**Exercise aim**
Pictures do not belong in the copy. Return all of the entries exactly.

———

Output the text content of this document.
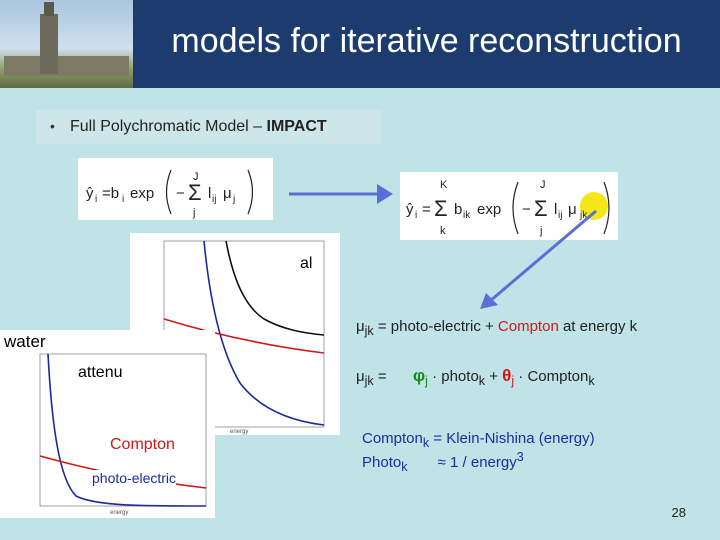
models for iterative reconstruction
• Full Polychromatic Model – IMPACT
ŷ i =b i exp − Σ
J
j
l ij μ j
ŷ i = Σ
K
k
b ik exp − Σ
J
j
l ij μ jk
energy
al
energy
water
attenu
Compton
photo-electric
$\mu_{jk}$ = photo-electric + Compton at energy k
$\mu_{jk} = \varphi_j$ · photo$_k$ + $\theta_j$ · Compton$_k$
Compton$_k$ = Klein-Nishina (energy)
Photo$_k$ ≈ 1 / energy$^3$
28
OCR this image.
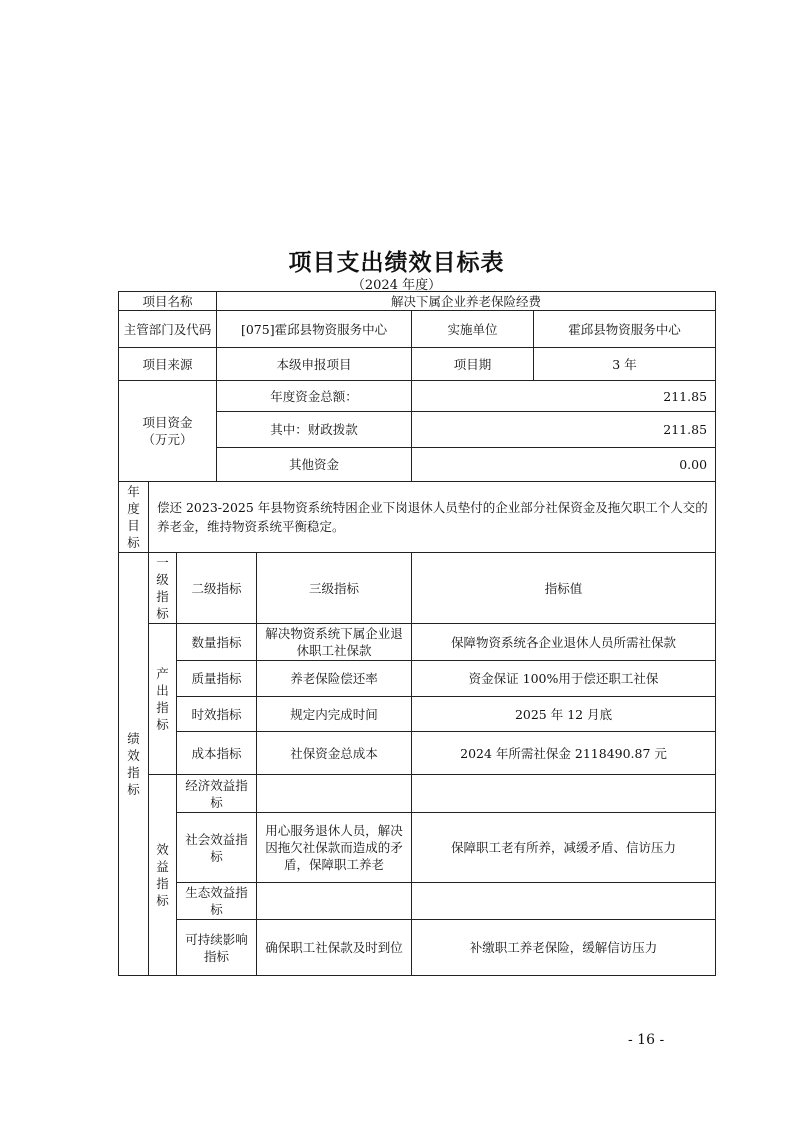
项目支出绩效目标表
（2024 年度）
项目名称			解决下属企业养老保险经费			
主管部门及代码			[075]霍邱县物资服务中心		实施单位	霍邱县物资服务中心
项目来源			本级申报项目		项目期	3 年
项目资金（万元）			年度资金总额：		211.85	
			其中：财政拨款		211.85	
			其他资金		0.00	
年度目标	偿还 2023-2025 年县物资系统特困企业下岗退休人员垫付的企业部分社保资金及拖欠职工个人交的养老金，维持物资系统平衡稳定。					
绩效指标	一级指标	二级指标		三级指标	指标值	
	产出指标	数量指标		解决物资系统下属企业退休职工社保款	保障物资系统各企业退休人员所需社保款	
		质量指标		养老保险偿还率	资金保证 100%用于偿还职工社保	
		时效指标		规定内完成时间	2025 年 12 月底	
		成本指标		社保资金总成本	2024 年所需社保金 2118490.87 元	
	效益指标	经济效益指标				
		社会效益指标		用心服务退休人员，解决因拖欠社保款而造成的矛盾，保障职工养老	保障职工老有所养，减缓矛盾、信访压力	
		生态效益指标				
		可持续影响指标		确保职工社保款及时到位	补缴职工养老保险，缓解信访压力	
- 16 -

———

**Exercise answer**
Output the text content of this document.
models for iterative reconstruction
• Full Polychromatic Model – IMPACT
ŷ i =b i exp − Σ
J
j
l ij μ j
ŷ i = Σ
K
k
b ik exp − Σ
J
j
l ij μ jk
energy
al
energy
water
attenu
Compton
photo-electric
$\mu_{jk}$ = photo-electric + Compton at energy k
$\mu_{jk} = \varphi_j$ · photo$_k$ + $\theta_j$ · Compton$_k$
Compton$_k$ = Klein-Nishina (energy)
Photo$_k$ ≈ 1 / energy$^3$
28
OCR this image.
项目支出绩效目标表
（2024 年度）
项目名称			解决下属企业养老保险经费			
主管部门及代码			[075]霍邱县物资服务中心		实施单位	霍邱县物资服务中心
项目来源			本级申报项目		项目期	3 年
项目资金（万元）			年度资金总额：		211.85	
			其中：财政拨款		211.85	
			其他资金		0.00	
年度目标	偿还 2023-2025 年县物资系统特困企业下岗退休人员垫付的企业部分社保资金及拖欠职工个人交的养老金，维持物资系统平衡稳定。					
绩效指标	一级指标	二级指标		三级指标	指标值	
	产出指标	数量指标		解决物资系统下属企业退休职工社保款	保障物资系统各企业退休人员所需社保款	
		质量指标		养老保险偿还率	资金保证 100%用于偿还职工社保	
		时效指标		规定内完成时间	2025 年 12 月底	
		成本指标		社保资金总成本	2024 年所需社保金 2118490.87 元	
	效益指标	经济效益指标				
		社会效益指标		用心服务退休人员，解决因拖欠社保款而造成的矛盾，保障职工养老	保障职工老有所养，减缓矛盾、信访压力	
		生态效益指标				
		可持续影响指标		确保职工社保款及时到位	补缴职工养老保险，缓解信访压力	
- 16 -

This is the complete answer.